> **PROBLEM**
Filter out all lines without the word "adulterati" from the data below, please, and copy the rest.

※ ※ ※

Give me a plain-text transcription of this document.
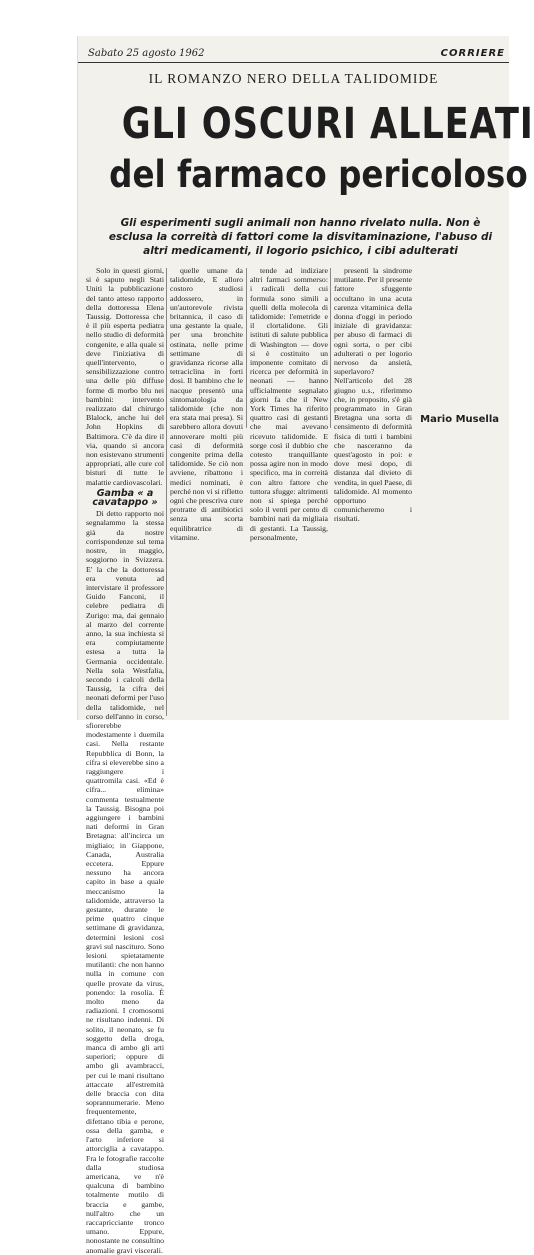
Sabato 25 agosto 1962	CORRIERE
IL ROMANZO NERO DELLA TALIDOMIDE
GLI OSCURI ALLEATI
del farmaco pericoloso
Gli esperimenti sugli animali non hanno rivelato nulla. Non è esclusa la correità di fattori come la disvitaminazione, l'abuso di altri medicamenti, il logorio psichico, i cibi adulterati

Solo in questi giorni, si è saputo negli Stati Uniti la pubblicazione del tanto atteso rapporto della dottoressa Elena Taussig. Dottoressa che è il più esperta pediatra nello studio di deformità congenite, e alla quale si deve l'iniziativa di quell'intervento, o sensibilizzazione contro una delle più diffuse forme di morbo blu nei bambini: intervento realizzato dal chirurgo Blalock, anche lui del John Hopkins di Baltimora. C'è da dire il via, quando si ancora non esistevano strumenti appropriati, alle cure col bisturi di tutte le malattie cardiovascolari.

Gamba « a cavatappo »

Di detto rapporto noi segnalammo la stessa già da nostre corrispondenze sul tema nostre, in maggio, soggiorno in Svizzera. E' la che la dottoressa era venuta ad intervistare il professore Guido Fanconi, il celebre pediatra di Zurigo: ma, dai gennaio al marzo del corrente anno, la sua inchiesta si era compiutamente estesa a tutta la Germania occidentale. Nella sola Westfalia, secondo i calcoli della Taussig, la cifra dei neonati deformi per l'uso della talidomide, nel corso dell'anno in corso, sfiorerebbe modestamente i duemila casi. Nella restante Repubblica di Bonn, la cifra si eleverebbe sino a raggiungere i quattromila casi. «Ed è cifra... elimina» commenta testualmente la Taussig. Bisogna poi aggiungere i bambini nati deformi in Gran Bretagna: all'incirca un migliaio; in Giappone, Canada, Australia eccetera. Eppure nessuno ha ancora capito in base a quale meccanismo la talidomide, attraverso la gestante, durante le prime quattro cinque settimane di gravidanza, determini lesioni così gravi sul nascituro. Sono lesioni spietatamente mutilanti: che non hanno nulla in comune con quelle provate da virus, ponendo: la rosolia. È molto meno da radiazioni. I cromosomi ne risultano indenni. Di solito, il neonato, se fu soggetto della droga, manca di ambo gli arti superiori; oppure di ambo gli avambracci, per cui le mani risultano attaccate all'estremità delle braccia con dita soprannumerarie. Meno frequentemente, difettano tibia e perone, ossa della gamba, e l'arto inferiore si attorciglia a cavatappo. Fra le fotografie raccolte dalla studiosa americana, ve n'è qualcuna di bambino totalmente mutilo di braccia e gambe, null'altro che un raccapricciante tronco umano. Eppure, nonostante ne consultino anomalie gravi viscerali.

quelle umane da talidomide, E alloro costoro studiosi addossero, in un'autorevole rivista britannica, il caso di una gestante la quale, per una bronchite ostinata, nelle prime settimane di gravidanza ricorse alla tetraciclina in forti dosi. Il bambino che le nacque presentò una sintomatologia da talidomide (che non era stata mai presa). Si sarebbero allora dovuti annoverare molti più casi di deformità congenite prima della talidomide. Se ciò non avviene, ribattono i medici nominati, è perché non vi si rifletto ogni che prescriva cure protratte di antibiotici senza una scorta equilibratrice di vitamine.

tende ad indiziare altri farmaci sommerso: i radicali della cui formula sono simili a quelli della molecola di talidomide: l'emetride e il clortalidone. Gli istituti di salute pubblica di Washington — dove si è costituito un imponente comitato di ricerca per deformità in neonati — hanno ufficialmente segnalato giorni fa che il New York Times ha riferito quattro casi di gestanti che mai avevano ricevuto talidomide. E sorge così il dubbio che cotesto tranquillante possa agire non in modo specifico, ma in correità con altro fattore che tuttora sfugge: altrimenti non si spiega perché solo il venti per cento di bambini nati da migliaia di gestanti. La Taussig, personalmente,

presentì la sindrome mutilante. Per il presente fattore sfuggente occultano in una acuta carenza vitaminica della donna d'oggi in periodo iniziale di gravidanza: per abuso di farmaci di ogni sorta, o per cibi adulterati o per logorio nervoso da ansietà, superlavoro? Nell'articolo del 28 giugno u.s., riferimmo che, in proposito, s'è già programmato in Gran Bretagna una sorta di censimento di deformità fisica di tutti i bambini che nasceranno da quest'agosto in poi: e dove mesi dopo, di distanza dal divieto di vendita, in quel Paese, di talidomide. Al momento opportuno comunicheremo i risultati.

Mario Musella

※ ※ ※

> **EXERCISE SOLUTION**
Gli esperimenti sugli animali non hanno rivelato nulla. Non è esclusa la correità di fattori come la disvitaminazione, l'abuso di altri medicamenti, il logorio psichico, i cibi adulterati
presentì la sindrome mutilante. Per il presente fattore sfuggente occultano in una acuta carenza vitaminica della donna d'oggi in periodo iniziale di gravidanza: per abuso di farmaci di ogni sorta, o per cibi adulterati o per logorio nervoso da ansietà, superlavoro? Nell'articolo del 28 giugno u.s., riferimmo che, in proposito, s'è già programmato in Gran Bretagna una sorta di censimento di deformità fisica di tutti i bambini che nasceranno da quest'agosto in poi: e dove mesi dopo, di distanza dal divieto di vendita, in quel Paese, di talidomide. Al momento opportuno comunicheremo i risultati.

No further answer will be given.